# DATA FOR PROCESSING:

*****

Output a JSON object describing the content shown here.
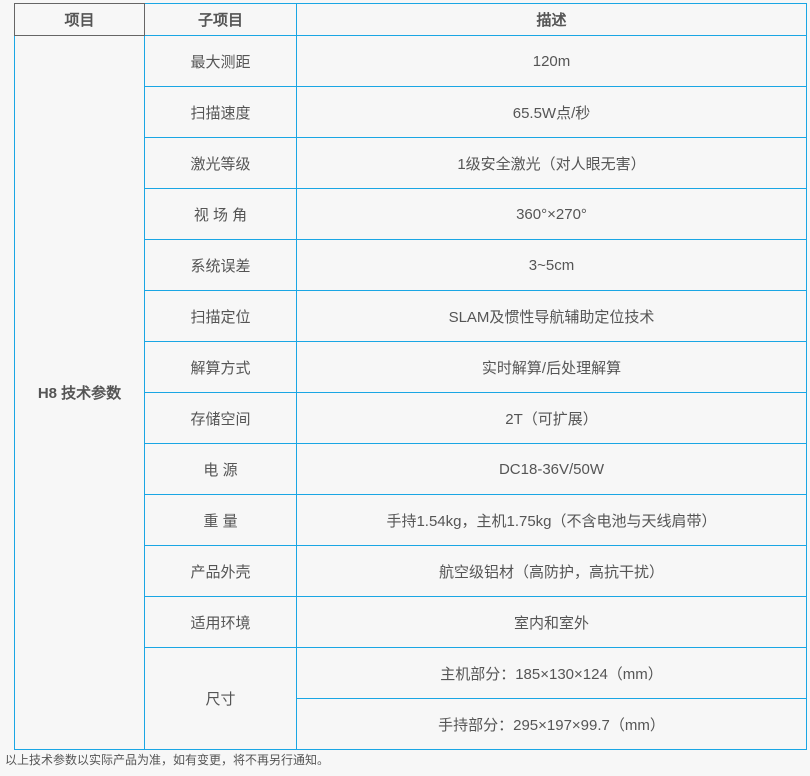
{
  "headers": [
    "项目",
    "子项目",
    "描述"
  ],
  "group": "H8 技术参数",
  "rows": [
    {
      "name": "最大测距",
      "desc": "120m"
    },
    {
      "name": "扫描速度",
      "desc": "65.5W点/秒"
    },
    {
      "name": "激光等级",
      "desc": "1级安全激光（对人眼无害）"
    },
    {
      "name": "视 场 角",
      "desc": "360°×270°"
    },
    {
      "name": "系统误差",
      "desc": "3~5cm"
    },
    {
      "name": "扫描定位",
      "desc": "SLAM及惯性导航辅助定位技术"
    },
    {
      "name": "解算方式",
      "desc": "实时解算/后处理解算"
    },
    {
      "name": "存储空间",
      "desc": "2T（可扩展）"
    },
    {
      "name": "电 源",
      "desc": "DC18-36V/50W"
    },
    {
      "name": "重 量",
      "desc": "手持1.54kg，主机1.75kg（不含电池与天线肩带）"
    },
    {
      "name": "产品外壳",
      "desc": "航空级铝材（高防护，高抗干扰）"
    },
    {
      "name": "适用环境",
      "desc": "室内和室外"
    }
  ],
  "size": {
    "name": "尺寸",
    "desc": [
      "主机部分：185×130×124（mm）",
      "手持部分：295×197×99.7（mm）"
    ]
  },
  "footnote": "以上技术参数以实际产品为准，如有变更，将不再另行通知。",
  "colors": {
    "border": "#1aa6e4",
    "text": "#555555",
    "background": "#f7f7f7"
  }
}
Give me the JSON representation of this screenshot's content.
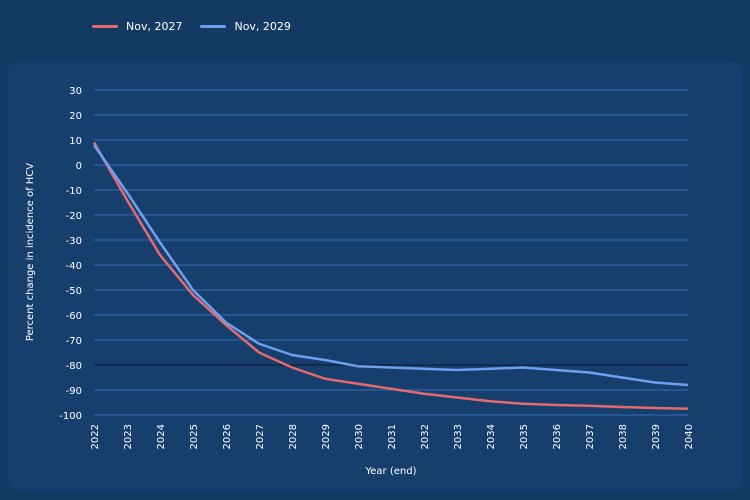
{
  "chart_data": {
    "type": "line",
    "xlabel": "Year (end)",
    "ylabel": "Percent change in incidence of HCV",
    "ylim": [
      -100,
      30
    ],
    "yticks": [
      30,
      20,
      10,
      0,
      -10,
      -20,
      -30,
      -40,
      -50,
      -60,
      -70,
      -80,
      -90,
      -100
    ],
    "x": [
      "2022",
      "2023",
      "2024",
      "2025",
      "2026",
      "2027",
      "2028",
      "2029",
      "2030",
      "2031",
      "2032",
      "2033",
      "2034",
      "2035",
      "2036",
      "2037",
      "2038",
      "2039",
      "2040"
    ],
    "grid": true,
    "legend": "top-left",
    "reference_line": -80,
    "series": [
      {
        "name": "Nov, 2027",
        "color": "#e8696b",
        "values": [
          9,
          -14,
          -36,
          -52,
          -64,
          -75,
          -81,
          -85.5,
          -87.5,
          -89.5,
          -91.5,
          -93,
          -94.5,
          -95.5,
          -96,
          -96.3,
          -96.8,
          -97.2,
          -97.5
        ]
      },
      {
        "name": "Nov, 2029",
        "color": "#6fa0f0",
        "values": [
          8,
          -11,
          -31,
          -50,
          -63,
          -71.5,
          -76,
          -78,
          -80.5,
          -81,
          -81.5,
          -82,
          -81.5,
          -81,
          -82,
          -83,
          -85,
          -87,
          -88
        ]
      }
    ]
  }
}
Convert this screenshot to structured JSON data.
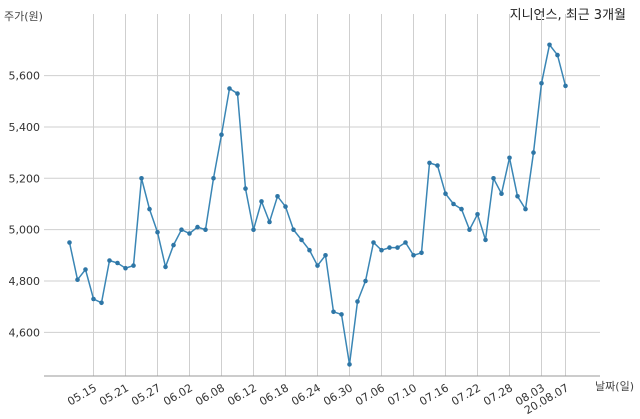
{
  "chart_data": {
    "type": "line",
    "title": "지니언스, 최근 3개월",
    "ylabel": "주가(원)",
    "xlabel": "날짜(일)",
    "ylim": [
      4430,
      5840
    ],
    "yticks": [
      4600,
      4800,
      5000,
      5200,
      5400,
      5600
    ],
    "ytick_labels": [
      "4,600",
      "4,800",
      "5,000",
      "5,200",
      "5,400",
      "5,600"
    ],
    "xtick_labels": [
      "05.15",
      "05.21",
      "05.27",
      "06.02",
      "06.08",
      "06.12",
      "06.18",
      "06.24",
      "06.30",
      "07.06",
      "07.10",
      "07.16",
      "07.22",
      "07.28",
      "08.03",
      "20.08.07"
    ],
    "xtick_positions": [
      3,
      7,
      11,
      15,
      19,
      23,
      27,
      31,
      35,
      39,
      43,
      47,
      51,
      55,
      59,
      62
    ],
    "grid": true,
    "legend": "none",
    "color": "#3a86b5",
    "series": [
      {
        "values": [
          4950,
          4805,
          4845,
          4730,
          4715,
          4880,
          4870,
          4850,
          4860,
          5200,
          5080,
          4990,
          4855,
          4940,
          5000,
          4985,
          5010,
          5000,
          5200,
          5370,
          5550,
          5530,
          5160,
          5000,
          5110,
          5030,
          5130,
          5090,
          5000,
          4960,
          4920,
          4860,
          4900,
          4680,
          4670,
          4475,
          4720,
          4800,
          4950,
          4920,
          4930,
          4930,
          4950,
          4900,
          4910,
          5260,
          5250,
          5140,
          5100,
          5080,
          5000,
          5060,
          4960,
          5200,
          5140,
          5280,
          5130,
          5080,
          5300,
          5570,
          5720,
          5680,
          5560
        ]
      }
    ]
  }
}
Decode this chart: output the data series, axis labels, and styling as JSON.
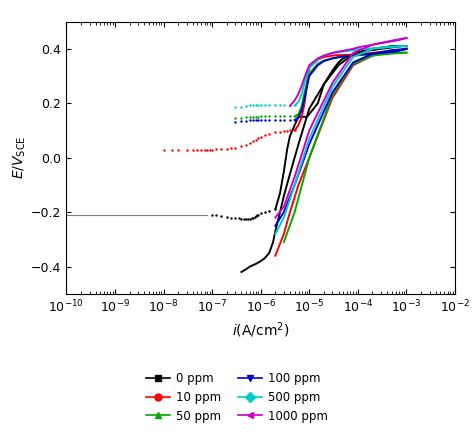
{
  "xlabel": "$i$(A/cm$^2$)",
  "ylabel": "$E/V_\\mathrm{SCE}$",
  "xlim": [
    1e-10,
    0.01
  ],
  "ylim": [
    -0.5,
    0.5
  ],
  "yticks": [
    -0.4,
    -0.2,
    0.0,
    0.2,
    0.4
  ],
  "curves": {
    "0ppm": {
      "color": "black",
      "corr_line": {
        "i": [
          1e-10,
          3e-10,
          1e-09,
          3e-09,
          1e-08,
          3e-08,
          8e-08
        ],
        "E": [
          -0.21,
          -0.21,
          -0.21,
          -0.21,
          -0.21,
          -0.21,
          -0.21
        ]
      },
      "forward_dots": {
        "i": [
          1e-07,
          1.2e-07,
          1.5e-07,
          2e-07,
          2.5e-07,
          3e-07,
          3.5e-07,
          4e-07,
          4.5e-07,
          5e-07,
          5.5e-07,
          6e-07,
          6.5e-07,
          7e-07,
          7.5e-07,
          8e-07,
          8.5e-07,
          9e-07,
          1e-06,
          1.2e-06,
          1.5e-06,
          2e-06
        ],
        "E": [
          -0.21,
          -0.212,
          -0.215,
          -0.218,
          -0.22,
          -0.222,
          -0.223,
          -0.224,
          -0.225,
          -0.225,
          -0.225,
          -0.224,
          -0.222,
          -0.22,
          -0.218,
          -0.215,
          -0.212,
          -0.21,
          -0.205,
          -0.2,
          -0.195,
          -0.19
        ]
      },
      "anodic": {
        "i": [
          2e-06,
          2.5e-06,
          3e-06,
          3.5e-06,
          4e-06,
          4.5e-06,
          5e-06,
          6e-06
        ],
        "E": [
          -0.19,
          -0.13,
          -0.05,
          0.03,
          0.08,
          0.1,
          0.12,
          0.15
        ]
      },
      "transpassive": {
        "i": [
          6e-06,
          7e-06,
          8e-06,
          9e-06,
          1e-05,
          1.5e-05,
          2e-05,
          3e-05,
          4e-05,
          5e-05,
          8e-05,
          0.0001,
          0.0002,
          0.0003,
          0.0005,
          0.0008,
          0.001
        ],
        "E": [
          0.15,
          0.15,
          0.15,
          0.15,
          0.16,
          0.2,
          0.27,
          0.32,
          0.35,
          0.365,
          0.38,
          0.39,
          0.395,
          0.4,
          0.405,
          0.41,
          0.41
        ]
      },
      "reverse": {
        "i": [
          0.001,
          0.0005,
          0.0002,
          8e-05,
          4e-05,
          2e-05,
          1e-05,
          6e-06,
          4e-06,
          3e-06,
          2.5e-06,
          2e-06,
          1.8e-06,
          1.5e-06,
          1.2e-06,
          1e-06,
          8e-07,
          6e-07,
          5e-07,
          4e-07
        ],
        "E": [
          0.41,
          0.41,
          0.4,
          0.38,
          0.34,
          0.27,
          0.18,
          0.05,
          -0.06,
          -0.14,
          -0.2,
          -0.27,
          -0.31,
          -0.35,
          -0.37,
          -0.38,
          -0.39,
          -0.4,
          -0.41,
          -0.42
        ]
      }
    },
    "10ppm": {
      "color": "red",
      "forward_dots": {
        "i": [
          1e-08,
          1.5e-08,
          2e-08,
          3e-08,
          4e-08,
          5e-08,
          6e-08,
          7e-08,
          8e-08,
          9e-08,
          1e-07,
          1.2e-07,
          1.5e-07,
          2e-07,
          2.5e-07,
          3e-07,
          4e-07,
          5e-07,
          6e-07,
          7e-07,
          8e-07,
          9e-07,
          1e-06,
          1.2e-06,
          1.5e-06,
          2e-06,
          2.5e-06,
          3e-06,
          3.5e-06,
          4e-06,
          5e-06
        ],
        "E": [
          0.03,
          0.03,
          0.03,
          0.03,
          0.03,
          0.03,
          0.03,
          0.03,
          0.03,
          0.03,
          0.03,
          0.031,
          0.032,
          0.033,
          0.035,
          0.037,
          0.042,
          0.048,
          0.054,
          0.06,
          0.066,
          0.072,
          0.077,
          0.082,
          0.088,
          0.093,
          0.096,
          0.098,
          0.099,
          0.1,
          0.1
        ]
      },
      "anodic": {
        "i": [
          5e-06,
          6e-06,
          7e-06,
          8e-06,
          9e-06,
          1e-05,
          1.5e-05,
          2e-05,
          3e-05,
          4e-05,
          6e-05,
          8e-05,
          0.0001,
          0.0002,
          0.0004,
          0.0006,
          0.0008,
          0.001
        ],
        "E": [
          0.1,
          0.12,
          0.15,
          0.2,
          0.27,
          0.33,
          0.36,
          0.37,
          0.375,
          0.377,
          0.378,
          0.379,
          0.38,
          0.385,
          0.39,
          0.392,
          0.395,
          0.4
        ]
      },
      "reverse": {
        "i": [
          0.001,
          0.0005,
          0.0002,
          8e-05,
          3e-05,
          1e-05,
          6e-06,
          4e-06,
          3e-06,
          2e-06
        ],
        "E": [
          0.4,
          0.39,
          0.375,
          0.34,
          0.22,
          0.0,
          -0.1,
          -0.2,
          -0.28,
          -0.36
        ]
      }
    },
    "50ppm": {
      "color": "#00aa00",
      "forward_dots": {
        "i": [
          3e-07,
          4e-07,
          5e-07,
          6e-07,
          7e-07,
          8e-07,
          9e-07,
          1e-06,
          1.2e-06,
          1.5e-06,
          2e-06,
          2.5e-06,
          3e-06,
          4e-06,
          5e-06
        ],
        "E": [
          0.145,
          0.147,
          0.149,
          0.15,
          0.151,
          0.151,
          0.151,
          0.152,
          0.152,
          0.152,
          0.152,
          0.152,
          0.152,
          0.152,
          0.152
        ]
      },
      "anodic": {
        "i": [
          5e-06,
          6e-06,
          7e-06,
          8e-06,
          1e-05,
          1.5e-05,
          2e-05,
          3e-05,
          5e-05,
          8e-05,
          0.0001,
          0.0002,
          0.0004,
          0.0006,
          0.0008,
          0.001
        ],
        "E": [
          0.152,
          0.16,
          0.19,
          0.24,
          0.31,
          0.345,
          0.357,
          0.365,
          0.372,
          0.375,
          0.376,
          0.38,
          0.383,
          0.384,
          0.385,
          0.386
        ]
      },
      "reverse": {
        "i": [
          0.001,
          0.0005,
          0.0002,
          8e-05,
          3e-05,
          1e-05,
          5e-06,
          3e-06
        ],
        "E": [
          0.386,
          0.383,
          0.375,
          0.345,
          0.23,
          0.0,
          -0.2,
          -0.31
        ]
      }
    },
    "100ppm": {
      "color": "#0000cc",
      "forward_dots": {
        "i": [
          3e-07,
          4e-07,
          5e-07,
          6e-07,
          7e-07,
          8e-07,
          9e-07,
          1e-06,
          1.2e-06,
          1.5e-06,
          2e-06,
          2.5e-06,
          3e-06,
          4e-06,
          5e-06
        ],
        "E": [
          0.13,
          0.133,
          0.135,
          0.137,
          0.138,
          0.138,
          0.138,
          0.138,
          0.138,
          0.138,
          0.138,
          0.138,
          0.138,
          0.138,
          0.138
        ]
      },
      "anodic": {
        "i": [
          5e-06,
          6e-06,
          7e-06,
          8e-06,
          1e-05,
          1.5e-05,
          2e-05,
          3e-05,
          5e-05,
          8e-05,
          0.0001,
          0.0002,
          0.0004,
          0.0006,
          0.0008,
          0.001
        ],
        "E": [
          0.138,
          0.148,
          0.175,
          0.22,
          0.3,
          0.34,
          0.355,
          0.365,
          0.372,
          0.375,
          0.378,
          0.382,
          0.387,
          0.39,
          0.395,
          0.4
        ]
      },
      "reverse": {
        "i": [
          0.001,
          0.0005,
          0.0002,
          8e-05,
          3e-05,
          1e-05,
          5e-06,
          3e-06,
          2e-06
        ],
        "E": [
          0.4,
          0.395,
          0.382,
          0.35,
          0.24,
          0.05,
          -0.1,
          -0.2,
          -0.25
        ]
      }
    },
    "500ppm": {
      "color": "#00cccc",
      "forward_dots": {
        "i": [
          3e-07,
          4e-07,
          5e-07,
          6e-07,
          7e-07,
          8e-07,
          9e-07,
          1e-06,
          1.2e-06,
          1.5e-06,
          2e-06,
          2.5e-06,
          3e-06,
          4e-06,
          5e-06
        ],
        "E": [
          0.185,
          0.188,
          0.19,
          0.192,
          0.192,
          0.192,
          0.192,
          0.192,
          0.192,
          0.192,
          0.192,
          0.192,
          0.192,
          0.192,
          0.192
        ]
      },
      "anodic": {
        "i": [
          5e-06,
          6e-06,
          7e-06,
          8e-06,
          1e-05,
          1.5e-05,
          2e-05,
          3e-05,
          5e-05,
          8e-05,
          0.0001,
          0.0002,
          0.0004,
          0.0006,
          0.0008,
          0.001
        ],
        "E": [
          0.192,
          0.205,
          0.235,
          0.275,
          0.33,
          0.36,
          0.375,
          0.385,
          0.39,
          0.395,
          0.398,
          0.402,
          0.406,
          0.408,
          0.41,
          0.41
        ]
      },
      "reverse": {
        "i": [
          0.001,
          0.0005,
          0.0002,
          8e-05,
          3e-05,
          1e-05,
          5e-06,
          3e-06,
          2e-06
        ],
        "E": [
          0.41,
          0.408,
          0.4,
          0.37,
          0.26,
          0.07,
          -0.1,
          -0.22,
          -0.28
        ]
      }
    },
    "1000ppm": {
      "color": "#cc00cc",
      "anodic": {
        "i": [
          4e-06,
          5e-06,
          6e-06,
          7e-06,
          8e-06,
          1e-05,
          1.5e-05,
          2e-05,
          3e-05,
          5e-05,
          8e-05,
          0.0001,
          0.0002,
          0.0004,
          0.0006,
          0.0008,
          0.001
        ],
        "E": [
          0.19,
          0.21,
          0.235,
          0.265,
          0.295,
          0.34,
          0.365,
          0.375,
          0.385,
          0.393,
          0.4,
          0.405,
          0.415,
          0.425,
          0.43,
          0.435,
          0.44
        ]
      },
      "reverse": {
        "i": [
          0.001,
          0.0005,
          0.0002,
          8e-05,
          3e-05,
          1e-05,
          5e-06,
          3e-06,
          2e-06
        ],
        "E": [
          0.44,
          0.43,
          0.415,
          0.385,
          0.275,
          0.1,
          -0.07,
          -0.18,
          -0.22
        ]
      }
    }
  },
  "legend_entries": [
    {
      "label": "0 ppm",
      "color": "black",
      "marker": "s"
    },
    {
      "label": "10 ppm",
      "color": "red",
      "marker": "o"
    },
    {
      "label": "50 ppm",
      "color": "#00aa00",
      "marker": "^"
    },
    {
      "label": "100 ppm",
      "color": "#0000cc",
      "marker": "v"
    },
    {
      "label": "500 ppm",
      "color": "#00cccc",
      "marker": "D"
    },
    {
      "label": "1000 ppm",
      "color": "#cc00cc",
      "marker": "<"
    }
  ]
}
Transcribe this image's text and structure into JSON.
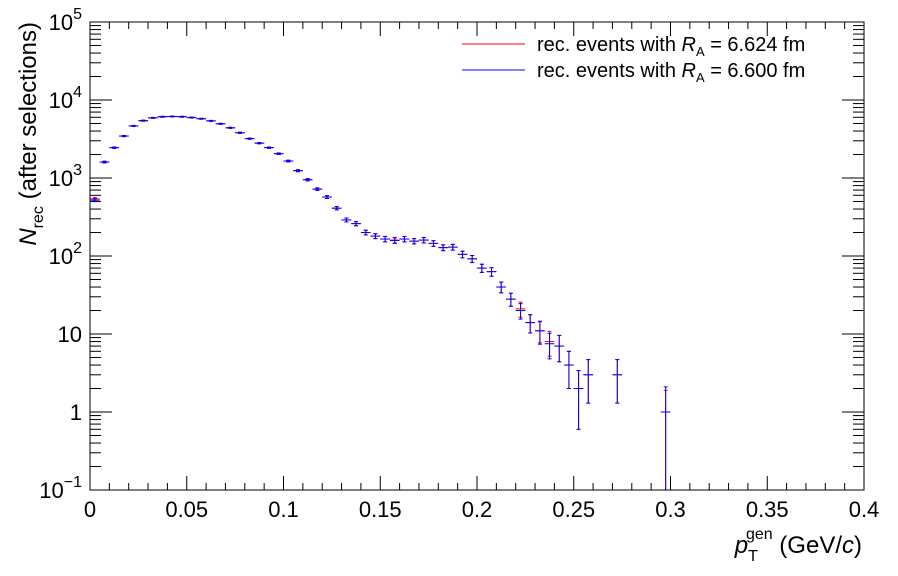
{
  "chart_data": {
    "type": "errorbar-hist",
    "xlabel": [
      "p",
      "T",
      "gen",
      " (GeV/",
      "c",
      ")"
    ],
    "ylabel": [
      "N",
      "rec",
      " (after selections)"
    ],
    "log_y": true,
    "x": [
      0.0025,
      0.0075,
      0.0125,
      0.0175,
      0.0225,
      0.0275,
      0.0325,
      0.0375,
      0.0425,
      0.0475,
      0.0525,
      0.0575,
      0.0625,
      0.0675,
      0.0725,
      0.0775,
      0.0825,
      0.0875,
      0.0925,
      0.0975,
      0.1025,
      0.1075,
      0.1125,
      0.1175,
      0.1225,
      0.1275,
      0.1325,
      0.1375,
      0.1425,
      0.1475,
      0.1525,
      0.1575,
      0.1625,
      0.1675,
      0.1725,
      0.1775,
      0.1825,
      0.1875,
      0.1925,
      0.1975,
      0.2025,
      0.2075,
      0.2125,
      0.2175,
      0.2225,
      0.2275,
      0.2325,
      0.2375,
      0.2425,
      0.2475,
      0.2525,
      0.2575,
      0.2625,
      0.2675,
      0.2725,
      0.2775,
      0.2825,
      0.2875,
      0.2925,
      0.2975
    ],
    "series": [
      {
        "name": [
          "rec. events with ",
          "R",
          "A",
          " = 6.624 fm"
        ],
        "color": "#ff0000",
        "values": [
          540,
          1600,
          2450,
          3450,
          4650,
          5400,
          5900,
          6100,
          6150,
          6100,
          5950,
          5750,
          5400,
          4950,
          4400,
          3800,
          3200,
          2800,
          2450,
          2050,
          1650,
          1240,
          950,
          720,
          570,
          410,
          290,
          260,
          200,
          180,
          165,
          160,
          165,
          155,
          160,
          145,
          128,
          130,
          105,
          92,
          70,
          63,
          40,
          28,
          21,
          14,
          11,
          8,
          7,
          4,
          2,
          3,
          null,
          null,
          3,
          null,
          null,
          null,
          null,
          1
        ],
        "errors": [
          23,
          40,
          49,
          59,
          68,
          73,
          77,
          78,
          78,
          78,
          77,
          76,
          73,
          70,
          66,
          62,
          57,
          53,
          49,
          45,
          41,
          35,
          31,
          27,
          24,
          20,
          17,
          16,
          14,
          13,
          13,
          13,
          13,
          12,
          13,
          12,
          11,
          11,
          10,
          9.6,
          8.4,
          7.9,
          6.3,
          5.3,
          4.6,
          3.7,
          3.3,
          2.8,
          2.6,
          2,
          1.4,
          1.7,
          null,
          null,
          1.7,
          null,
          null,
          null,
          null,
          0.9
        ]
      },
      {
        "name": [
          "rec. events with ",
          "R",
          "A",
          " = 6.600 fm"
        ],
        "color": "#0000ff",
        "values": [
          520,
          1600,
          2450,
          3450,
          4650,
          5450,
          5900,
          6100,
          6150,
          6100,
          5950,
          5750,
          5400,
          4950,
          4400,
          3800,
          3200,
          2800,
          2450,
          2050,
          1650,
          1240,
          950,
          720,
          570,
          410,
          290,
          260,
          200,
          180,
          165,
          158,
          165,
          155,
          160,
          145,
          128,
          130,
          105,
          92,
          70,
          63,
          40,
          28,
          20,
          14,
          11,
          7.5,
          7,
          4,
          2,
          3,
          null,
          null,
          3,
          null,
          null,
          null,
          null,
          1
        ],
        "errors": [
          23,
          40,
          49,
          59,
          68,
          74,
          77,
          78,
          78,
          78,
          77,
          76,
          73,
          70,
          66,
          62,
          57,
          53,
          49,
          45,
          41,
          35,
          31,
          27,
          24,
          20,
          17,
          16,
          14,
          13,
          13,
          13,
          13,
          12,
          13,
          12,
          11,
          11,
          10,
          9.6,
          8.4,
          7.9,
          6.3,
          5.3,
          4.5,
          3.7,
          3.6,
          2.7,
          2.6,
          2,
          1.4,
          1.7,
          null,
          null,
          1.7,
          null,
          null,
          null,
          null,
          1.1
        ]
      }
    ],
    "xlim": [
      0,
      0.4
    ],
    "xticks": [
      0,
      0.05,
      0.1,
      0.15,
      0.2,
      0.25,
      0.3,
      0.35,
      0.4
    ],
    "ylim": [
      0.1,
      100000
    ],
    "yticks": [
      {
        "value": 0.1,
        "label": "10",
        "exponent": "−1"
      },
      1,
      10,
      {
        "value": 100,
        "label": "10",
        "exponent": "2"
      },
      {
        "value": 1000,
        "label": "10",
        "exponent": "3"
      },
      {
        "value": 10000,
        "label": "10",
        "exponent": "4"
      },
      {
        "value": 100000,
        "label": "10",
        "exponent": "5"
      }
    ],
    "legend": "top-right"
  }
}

*****

# PROBLEM DETAILS:
Pull every line containing the word "content" out of the material.

# THE RESULT:
Output a JSON object describing the content shown here.
Give me the JSON representation of this screenshot's content.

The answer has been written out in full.